Data extract:
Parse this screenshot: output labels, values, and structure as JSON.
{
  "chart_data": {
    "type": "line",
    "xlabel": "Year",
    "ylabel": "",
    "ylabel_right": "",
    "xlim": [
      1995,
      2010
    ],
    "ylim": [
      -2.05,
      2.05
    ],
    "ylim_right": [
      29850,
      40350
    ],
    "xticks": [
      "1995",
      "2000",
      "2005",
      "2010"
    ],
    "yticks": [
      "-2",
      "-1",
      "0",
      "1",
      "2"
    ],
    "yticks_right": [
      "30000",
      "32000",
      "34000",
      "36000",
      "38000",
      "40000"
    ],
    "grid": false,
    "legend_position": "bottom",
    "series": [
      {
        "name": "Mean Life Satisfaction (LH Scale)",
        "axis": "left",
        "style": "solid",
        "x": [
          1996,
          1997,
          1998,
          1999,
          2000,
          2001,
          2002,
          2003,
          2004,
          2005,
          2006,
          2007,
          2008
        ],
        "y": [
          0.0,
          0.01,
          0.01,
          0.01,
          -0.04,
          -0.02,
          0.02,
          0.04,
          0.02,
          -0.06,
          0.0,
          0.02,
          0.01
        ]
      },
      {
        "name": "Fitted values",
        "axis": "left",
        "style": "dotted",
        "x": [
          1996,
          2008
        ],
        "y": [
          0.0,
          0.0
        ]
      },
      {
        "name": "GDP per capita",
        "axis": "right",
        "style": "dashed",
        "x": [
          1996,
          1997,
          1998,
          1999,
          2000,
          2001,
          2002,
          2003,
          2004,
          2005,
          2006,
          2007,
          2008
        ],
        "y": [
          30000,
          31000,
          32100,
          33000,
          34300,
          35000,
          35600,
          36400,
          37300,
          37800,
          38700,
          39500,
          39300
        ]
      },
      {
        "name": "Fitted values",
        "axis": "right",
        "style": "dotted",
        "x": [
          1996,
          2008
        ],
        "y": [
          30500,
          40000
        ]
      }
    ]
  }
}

Problem requirements:
Reproduce all the records precisely.

The response:
Parse this screenshot: output labels, values, and structure as JSON.
{
  "chart_data": {
    "type": "line",
    "xlabel": "Year",
    "ylabel": "",
    "ylabel_right": "",
    "xlim": [
      1995,
      2010
    ],
    "ylim": [
      -2.05,
      2.05
    ],
    "ylim_right": [
      29850,
      40350
    ],
    "xticks": [
      "1995",
      "2000",
      "2005",
      "2010"
    ],
    "yticks": [
      "-2",
      "-1",
      "0",
      "1",
      "2"
    ],
    "yticks_right": [
      "30000",
      "32000",
      "34000",
      "36000",
      "38000",
      "40000"
    ],
    "grid": false,
    "legend_position": "bottom",
    "series": [
      {
        "name": "Mean Life Satisfaction (LH Scale)",
        "axis": "left",
        "style": "solid",
        "x": [
          1996,
          1997,
          1998,
          1999,
          2000,
          2001,
          2002,
          2003,
          2004,
          2005,
          2006,
          2007,
          2008
        ],
        "y": [
          0.0,
          0.01,
          0.01,
          0.01,
          -0.04,
          -0.02,
          0.02,
          0.04,
          0.02,
          -0.06,
          0.0,
          0.02,
          0.01
        ]
      },
      {
        "name": "Fitted values",
        "axis": "left",
        "style": "dotted",
        "x": [
          1996,
          2008
        ],
        "y": [
          0.0,
          0.0
        ]
      },
      {
        "name": "GDP per capita",
        "axis": "right",
        "style": "dashed",
        "x": [
          1996,
          1997,
          1998,
          1999,
          2000,
          2001,
          2002,
          2003,
          2004,
          2005,
          2006,
          2007,
          2008
        ],
        "y": [
          30000,
          31000,
          32100,
          33000,
          34300,
          35000,
          35600,
          36400,
          37300,
          37800,
          38700,
          39500,
          39300
        ]
      },
      {
        "name": "Fitted values",
        "axis": "right",
        "style": "dotted",
        "x": [
          1996,
          2008
        ],
        "y": [
          30500,
          40000
        ]
      }
    ]
  }
}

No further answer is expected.